Provided records =>
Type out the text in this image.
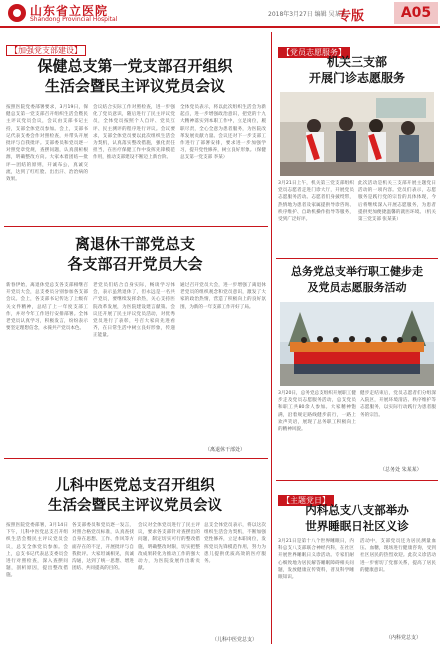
山东省立医院
Shandong Provincial Hospital
2018年3月27日 编辑 吴某某
专版	A05
【加强党支部建设】
保健总支第一党支部召开组织
生活会暨民主评议党员会议
按照医院党委部署要求，3月19日，保健总支第一党支部召开组织生活会暨民主评议党员会议，会议由支部书记主持，支部全体党员参加。会上，支部书记代表支委会作对照检查，并带头开展批评与自我批评。支部委员和党员逐一对照党章党规，查摆问题，认真剖析根源，明确整改方向。大家本着团结—批评—团结的原则，开诚布公，真诚交流，达到了红红脸、出出汗、治治病的效果。
会议结合实际工作对照检查，进一步强化了党员意识，随后进行了民主评议党员，全体党员按照个人自评、党员互评、民主测评的程序进行评议。会议要求，支部全体党员要以此次组织生活会为契机，认真落实整改措施，强化责任担当，在医疗保健工作中发挥先锋模范作用，推动支部建设不断迈上新台阶。
全体党员表示，将以此次组织生活会为新起点，进一步增强政治意识，把党的十九大精神落实到本职工作中，立足岗位，履职尽责，全心全意为患者服务，为医院改革发展贡献力量。会议还对下一步支部工作进行了部署安排，要求进一步加强学习，提升党性修养，树立良好形象。（保健总支第一党支部 李某）
离退休干部党总支
各支部召开党员大会
新春伊始，离退休党总支各支部相继召开党员大会，总支委员分别参加各支部会议。会上，各支部书记传达了上级有关文件精神，总结了上一年度支部工作，并对今年工作进行安排部署。全体老党员认真学习，积极发言，纷纷表示要坚定理想信念，永葆共产党员本色。
老党员们结合自身实际，畅谈学习体会，表示虽然退休了，但永远是一名共产党员，要继续发挥余热，关心支持医院改革发展，为医院建设建言献策。会议还开展了民主评议党员活动，对优秀党员进行了表彰，号召大家向先进看齐，在日常生活中树立良好形象，传递正能量。
通过召开党员大会，进一步增强了离退休老党员的组织观念和党员意识，激发了大家的政治热情，营造了积极向上的良好氛围，为新的一年支部工作开好了局。
（离退休干部处）
儿科中医党总支召开组织
生活会暨民主评议党员会议
按照医院党委部署，3月14日下午，儿科中医党总支召开组织生活会暨民主评议党员会议，总支全体党员参加。会上，总支书记代表总支委员会进行对照检查，深入查摆问题，剖析原因，提出整改措施。
各支部委员和党员逐一发言，对照合格党员标准，认真查找自身在思想、工作、作风等方面存在的不足，开展批评与自我批评。大家坦诚相见，真诚沟通，达到了统一思想、增进团结、共同提高的目的。
会议对全体党员进行了民主评议，要求各支部针对查摆出的问题，制定切实可行的整改措施，明确整改时限，切实把整改成果转化为推动工作的强大动力，为医院发展作出新贡献。
总支全体党员表示，将以这次组织生活会为契机，不断加强党性修养，立足本职岗位，发挥党员先锋模范作用，努力为患儿提供优质高效的医疗服务。
（儿科中医党总支）
【党员志愿服务】
机关三支部
开展门诊志愿服务
3月21日上午，机关第三党支部组织党员志愿者走进门诊大厅，开展党员志愿服务活动。志愿者们身披绶带，热情地为患者及家属提供导诊咨询、秩序维护、自助机操作指导等服务，受到广泛好评。
此次活动是机关三支部开展主题党日活动的一项内容。党员们表示，志愿服务是践行党的宗旨的具体体现，今后将继续深入开展志愿服务，为患者提供更加便捷温馨的就医环境。（机关第三党支部 张某某）
总务党总支举行职工健步走
及党员志愿服务活动
3月20日，总务党总支组织开展职工健步走及党员志愿服务活动，总支党员和职工共80余人参加。大家精神饱满，沿着规定路线健步前行，一路上欢声笑语，展现了总务职工积极向上的精神风貌。
健步走结束后，党员志愿者们分组深入院区，开展环境清洁、秩序维护等志愿服务，以实际行动践行为患者服务的宗旨。
（总务处 朱某某）
【主题党日】
内科总支八支部举办
世界睡眠日社区义诊
3月21日是第十八个世界睡眠日，内科总支八支部联合神经内科，在社区开展世界睡眠日义诊活动。专家们耐心细致地为居民解答睡眠障碍相关问题，发放健康宣传资料，普及科学睡眠知识。
活动中，支部党员还为居民测量血压、血糖，现场进行健康咨询，受到社区居民的热烈欢迎。此次义诊活动进一步密切了党群关系，提高了居民的健康意识。
（内科党总支）
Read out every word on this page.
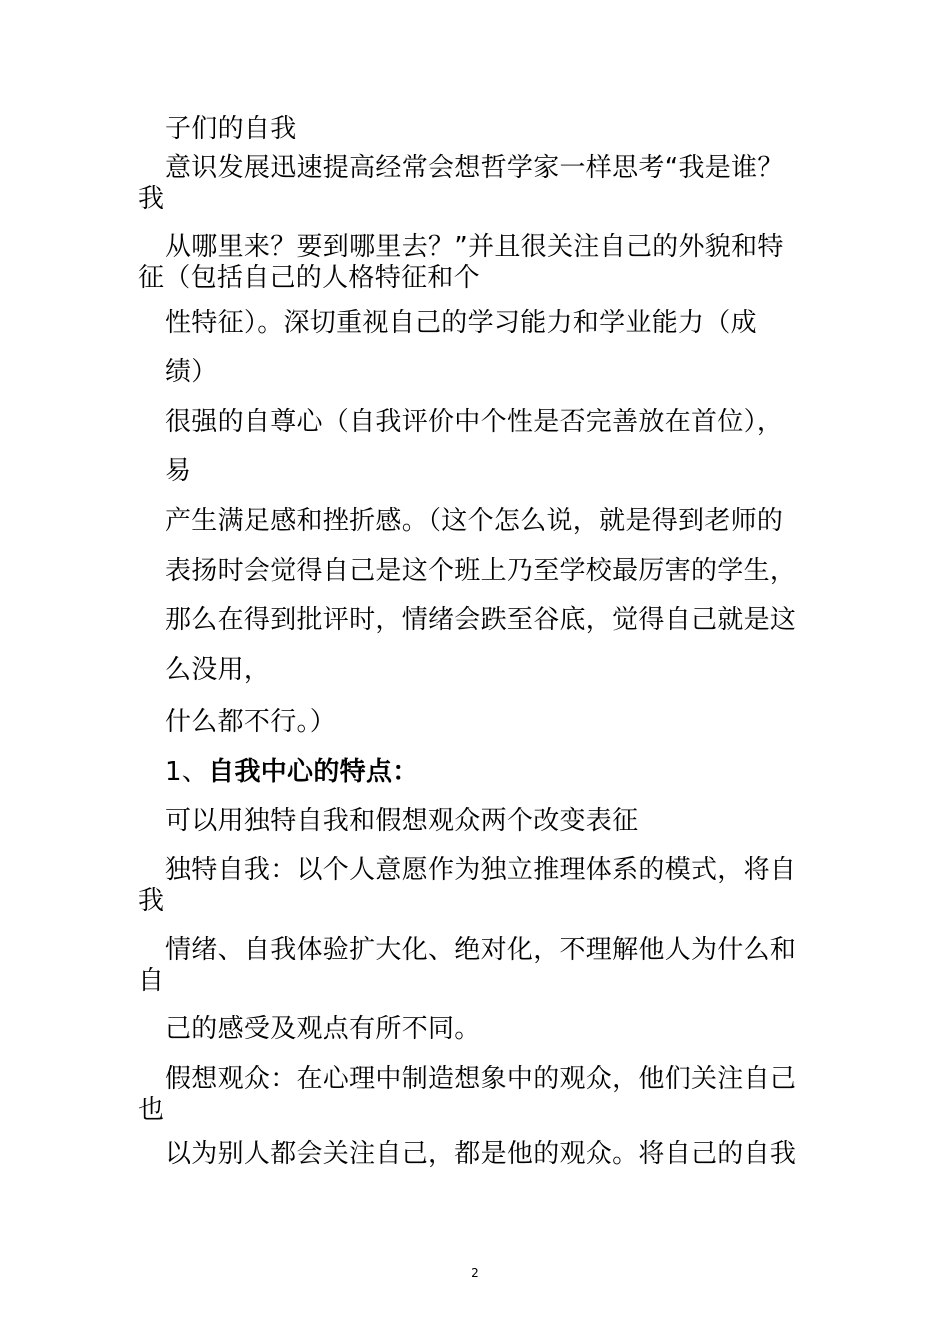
子们的自我
意识发展迅速提高经常会想哲学家一样思考“我是谁？
我
从哪里来？要到哪里去？”并且很关注自己的外貌和特
征（包括自己的人格特征和个
性特征）。深切重视自己的学习能力和学业能力（成
绩）
很强的自尊心（自我评价中个性是否完善放在首位），
易
产生满足感和挫折感。（这个怎么说，就是得到老师的
表扬时会觉得自己是这个班上乃至学校最厉害的学生，
那么在得到批评时，情绪会跌至谷底，觉得自己就是这
么没用，
什么都不行。）
1、自我中心的特点：
可以用独特自我和假想观众两个改变表征
独特自我：以个人意愿作为独立推理体系的模式，将自
我
情绪、自我体验扩大化、绝对化，不理解他人为什么和
自
己的感受及观点有所不同。
假想观众：在心理中制造想象中的观众，他们关注自己
也
以为别人都会关注自己，都是他的观众。将自己的自我
2
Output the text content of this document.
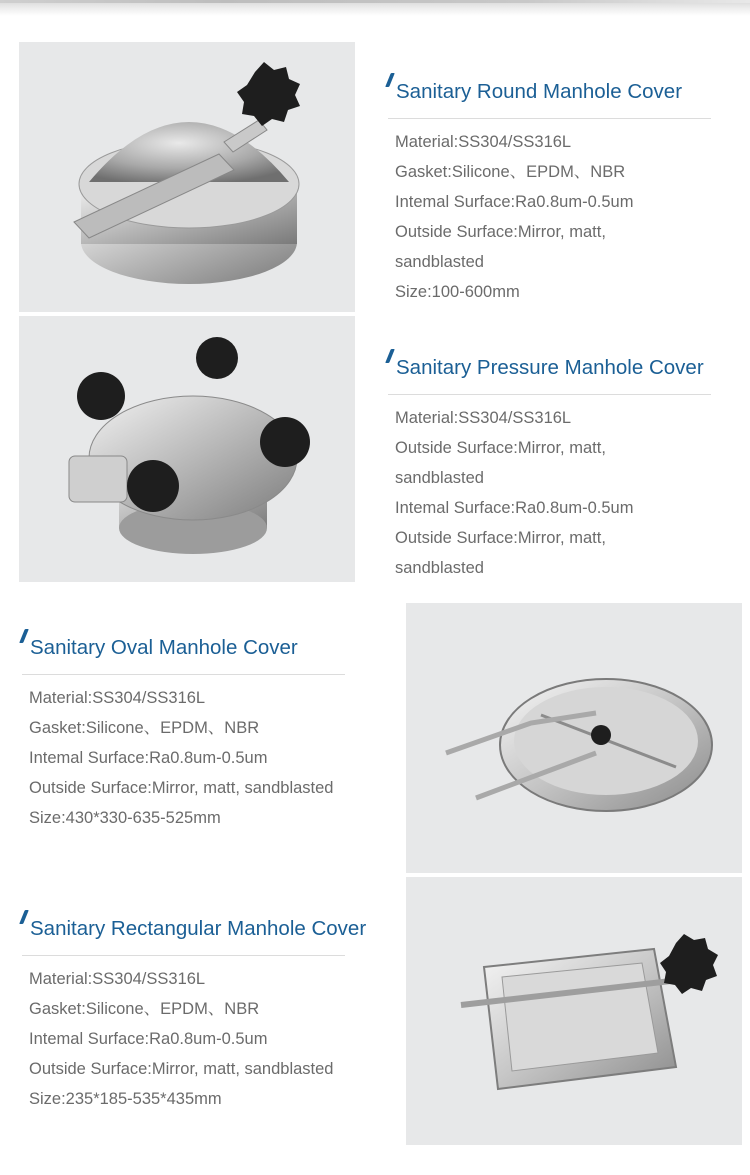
Sanitary Round Manhole Cover
Material:SS304/SS316L
Gasket:Silicone、EPDM、NBR
Intemal Surface:Ra0.8um-0.5um
Outside Surface:Mirror, matt,
sandblasted
Size:100-600mm
Sanitary Pressure Manhole Cover
Material:SS304/SS316L
Outside Surface:Mirror, matt,
sandblasted
Intemal Surface:Ra0.8um-0.5um
Outside Surface:Mirror, matt,
sandblasted
Sanitary Oval Manhole Cover
Material:SS304/SS316L
Gasket:Silicone、EPDM、NBR
Intemal Surface:Ra0.8um-0.5um
Outside Surface:Mirror, matt, sandblasted
Size:430*330-635-525mm
Sanitary Rectangular Manhole Cover
Material:SS304/SS316L
Gasket:Silicone、EPDM、NBR
Intemal Surface:Ra0.8um-0.5um
Outside Surface:Mirror, matt, sandblasted
Size:235*185-535*435mm
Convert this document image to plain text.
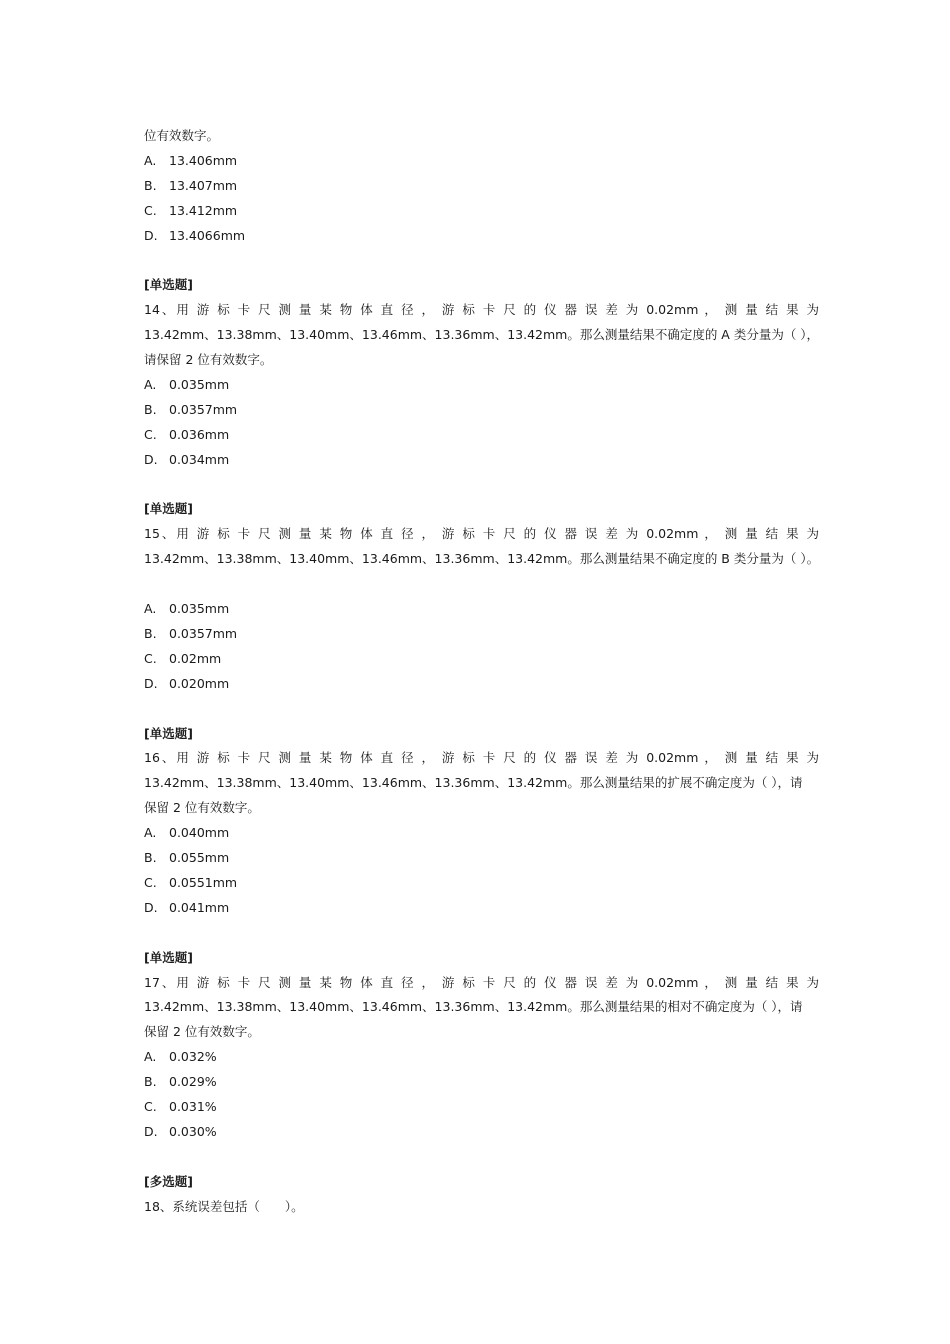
位有效数字。
A.	13.406mm
B. 13.407mm
C. 13.412mm
D. 13.4066mm
[单选题]
14、用 游 标 卡 尺 测 量 某 物 体 直 径 ， 游 标 卡 尺 的 仪 器 误 差 为 0.02mm ， 测 量 结 果 为
13.42mm、13.38mm、13.40mm、13.46mm、13.36mm、13.42mm。那么测量结果不确定度的 A 类分量为（ ），
请保留 2 位有效数字。
A.	0.035mm
B. 0.0357mm
C. 0.036mm
D. 0.034mm
[单选题]
15、用 游 标 卡 尺 测 量 某 物 体 直 径 ， 游 标 卡 尺 的 仪 器 误 差 为 0.02mm ， 测 量 结 果 为
13.42mm、13.38mm、13.40mm、13.46mm、13.36mm、13.42mm。那么测量结果不确定度的 B 类分量为（ ）。
A.	0.035mm
B. 0.0357mm
C. 0.02mm
D. 0.020mm
[单选题]
16、用 游 标 卡 尺 测 量 某 物 体 直 径 ， 游 标 卡 尺 的 仪 器 误 差 为 0.02mm ， 测 量 结 果 为
13.42mm、13.38mm、13.40mm、13.46mm、13.36mm、13.42mm。那么测量结果的扩展不确定度为（ ），请
保留 2 位有效数字。
A.	0.040mm
B. 0.055mm
C. 0.0551mm
D. 0.041mm
[单选题]
17、用 游 标 卡 尺 测 量 某 物 体 直 径 ， 游 标 卡 尺 的 仪 器 误 差 为 0.02mm ， 测 量 结 果 为
13.42mm、13.38mm、13.40mm、13.46mm、13.36mm、13.42mm。那么测量结果的相对不确定度为（ ），请
保留 2 位有效数字。
A.	0.032%
B. 0.029%
C. 0.031%
D. 0.030%
[多选题]
18、系统误差包括（　　）。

Given exercise => Identify and list each line with the word "Sanitary".

Response to this task =>
Sanitary Round Manhole Cover
Sanitary Pressure Manhole Cover
Sanitary Oval Manhole Cover
Sanitary Rectangular Manhole Cover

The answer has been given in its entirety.